Collected data
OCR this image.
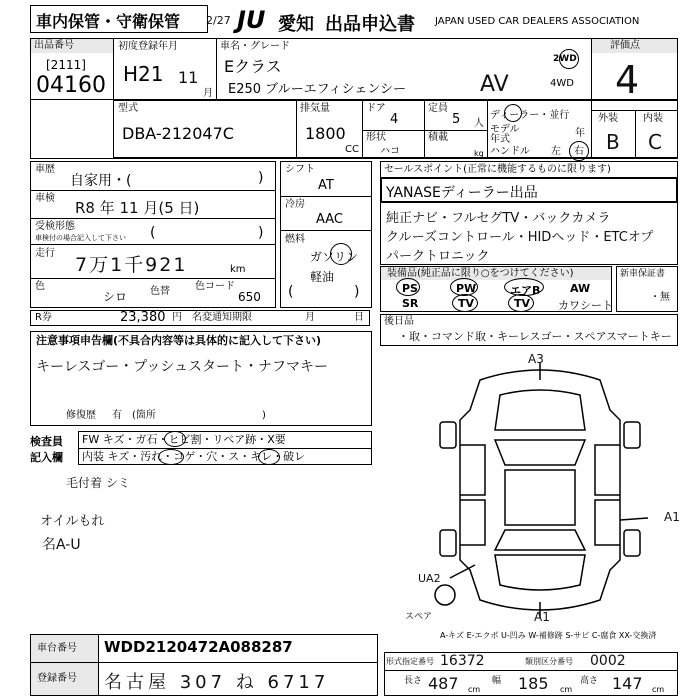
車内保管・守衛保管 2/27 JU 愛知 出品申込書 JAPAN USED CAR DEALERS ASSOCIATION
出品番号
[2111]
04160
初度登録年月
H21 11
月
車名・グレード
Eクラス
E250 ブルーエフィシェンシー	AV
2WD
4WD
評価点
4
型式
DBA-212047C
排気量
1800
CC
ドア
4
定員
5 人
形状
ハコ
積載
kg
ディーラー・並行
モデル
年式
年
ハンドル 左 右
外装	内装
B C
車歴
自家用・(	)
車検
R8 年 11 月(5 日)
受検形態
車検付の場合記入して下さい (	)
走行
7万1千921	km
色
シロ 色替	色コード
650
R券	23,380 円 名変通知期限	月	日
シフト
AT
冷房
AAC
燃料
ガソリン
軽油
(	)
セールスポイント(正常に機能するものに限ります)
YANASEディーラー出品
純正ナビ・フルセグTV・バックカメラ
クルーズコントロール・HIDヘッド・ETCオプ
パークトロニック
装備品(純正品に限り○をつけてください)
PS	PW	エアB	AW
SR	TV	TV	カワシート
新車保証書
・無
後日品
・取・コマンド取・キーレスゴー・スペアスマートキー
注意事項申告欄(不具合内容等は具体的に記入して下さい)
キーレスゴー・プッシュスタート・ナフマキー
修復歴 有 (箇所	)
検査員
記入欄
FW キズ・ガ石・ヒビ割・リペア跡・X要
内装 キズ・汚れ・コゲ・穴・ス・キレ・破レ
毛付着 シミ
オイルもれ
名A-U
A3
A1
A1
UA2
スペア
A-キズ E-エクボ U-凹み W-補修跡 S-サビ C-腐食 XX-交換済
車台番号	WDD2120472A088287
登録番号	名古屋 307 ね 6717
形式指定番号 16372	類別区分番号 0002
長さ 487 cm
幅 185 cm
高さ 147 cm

Work instructions: Above are the records. Identify each line that contains the word "キーレスゴー".

Complete output:
・取・コマンド取・キーレスゴー・スペアスマートキー
キーレスゴー・プッシュスタート・ナフマキー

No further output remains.